**Problem to work on**
Output all records precisely as written.

**Data section**
____________________
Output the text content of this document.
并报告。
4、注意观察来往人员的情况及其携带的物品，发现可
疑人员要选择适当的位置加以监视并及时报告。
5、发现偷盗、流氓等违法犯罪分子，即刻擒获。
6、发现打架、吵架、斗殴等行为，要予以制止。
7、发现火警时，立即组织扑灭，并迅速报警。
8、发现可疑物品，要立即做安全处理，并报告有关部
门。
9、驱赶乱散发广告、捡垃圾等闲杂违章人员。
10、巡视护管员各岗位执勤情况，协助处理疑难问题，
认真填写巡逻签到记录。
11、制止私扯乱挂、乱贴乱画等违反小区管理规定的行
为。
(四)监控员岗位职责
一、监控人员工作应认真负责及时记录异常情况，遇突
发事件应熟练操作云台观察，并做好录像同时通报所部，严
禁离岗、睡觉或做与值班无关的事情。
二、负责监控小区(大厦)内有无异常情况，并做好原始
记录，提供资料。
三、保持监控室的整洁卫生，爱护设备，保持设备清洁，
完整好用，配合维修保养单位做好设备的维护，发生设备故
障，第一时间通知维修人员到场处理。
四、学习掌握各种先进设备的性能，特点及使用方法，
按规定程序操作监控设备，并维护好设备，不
____________________
**In response**
Output the text content of this document.
并报告。
4、注意观察来往人员的情况及其携带的物品，发现可
疑人员要选择适当的位置加以监视并及时报告。
5、发现偷盗、流氓等违法犯罪分子，即刻擒获。
6、发现打架、吵架、斗殴等行为，要予以制止。
7、发现火警时，立即组织扑灭，并迅速报警。
8、发现可疑物品，要立即做安全处理，并报告有关部
门。
9、驱赶乱散发广告、捡垃圾等闲杂违章人员。
10、巡视护管员各岗位执勤情况，协助处理疑难问题，
认真填写巡逻签到记录。
11、制止私扯乱挂、乱贴乱画等违反小区管理规定的行
为。
(四)监控员岗位职责
一、监控人员工作应认真负责及时记录异常情况，遇突
发事件应熟练操作云台观察，并做好录像同时通报所部，严
禁离岗、睡觉或做与值班无关的事情。
二、负责监控小区(大厦)内有无异常情况，并做好原始
记录，提供资料。
三、保持监控室的整洁卫生，爱护设备，保持设备清洁，
完整好用，配合维修保养单位做好设备的维护，发生设备故
障，第一时间通知维修人员到场处理。
四、学习掌握各种先进设备的性能，特点及使用方法，
按规定程序操作监控设备，并维护好设备，不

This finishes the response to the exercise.